→ **Directions for this task**:
From the entries that follow, list every line in which the string "down" appears.

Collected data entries
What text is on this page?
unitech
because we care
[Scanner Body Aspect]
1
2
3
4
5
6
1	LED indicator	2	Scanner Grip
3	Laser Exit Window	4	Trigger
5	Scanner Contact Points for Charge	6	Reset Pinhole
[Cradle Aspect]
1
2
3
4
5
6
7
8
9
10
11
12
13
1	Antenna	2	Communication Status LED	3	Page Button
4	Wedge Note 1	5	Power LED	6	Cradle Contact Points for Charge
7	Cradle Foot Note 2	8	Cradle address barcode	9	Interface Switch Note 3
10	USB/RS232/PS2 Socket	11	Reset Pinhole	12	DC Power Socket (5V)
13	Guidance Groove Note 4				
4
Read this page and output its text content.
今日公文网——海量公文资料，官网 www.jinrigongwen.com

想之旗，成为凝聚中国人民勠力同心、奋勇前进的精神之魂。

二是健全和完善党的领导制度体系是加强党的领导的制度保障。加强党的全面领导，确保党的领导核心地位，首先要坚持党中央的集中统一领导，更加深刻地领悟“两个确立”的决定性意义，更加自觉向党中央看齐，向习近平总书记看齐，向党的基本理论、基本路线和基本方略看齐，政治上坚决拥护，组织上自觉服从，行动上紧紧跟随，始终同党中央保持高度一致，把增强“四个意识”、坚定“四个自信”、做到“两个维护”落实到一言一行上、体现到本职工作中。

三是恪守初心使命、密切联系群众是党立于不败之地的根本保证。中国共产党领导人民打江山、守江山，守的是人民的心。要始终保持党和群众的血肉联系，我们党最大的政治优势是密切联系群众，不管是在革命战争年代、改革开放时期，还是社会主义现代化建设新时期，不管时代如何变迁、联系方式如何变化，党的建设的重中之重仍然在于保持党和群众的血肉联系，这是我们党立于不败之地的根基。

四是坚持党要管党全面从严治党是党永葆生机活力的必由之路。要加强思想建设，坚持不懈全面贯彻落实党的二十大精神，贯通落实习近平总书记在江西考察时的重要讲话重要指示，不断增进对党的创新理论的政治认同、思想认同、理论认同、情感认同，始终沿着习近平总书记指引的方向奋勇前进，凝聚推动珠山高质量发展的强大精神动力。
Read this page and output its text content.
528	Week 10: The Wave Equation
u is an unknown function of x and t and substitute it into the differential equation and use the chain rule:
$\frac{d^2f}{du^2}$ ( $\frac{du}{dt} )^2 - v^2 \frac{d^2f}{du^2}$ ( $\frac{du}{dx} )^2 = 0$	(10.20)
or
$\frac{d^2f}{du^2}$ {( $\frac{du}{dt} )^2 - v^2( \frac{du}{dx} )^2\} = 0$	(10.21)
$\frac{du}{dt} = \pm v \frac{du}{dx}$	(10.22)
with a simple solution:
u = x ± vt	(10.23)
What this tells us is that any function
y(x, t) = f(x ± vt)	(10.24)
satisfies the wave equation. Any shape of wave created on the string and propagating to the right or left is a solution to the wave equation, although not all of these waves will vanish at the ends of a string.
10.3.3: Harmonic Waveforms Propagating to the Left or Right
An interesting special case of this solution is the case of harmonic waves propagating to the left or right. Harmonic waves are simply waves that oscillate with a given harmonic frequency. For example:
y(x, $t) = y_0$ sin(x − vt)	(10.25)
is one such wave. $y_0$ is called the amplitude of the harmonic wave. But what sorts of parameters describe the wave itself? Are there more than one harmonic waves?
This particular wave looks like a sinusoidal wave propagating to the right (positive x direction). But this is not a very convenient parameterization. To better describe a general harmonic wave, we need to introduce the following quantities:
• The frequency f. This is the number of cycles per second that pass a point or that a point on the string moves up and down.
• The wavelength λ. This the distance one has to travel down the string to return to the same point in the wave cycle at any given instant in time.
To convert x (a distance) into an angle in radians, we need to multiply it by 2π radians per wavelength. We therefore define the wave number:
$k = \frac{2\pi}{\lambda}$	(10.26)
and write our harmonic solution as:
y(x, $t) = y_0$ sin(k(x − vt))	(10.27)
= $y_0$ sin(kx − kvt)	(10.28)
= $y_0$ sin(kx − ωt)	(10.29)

→ **Exercise output**:
• The frequency f. This is the number of cycles per second that pass a point or that a point on the string moves up and down.
• The wavelength λ. This the distance one has to travel down the string to return to the same point in the wave cycle at any given instant in time.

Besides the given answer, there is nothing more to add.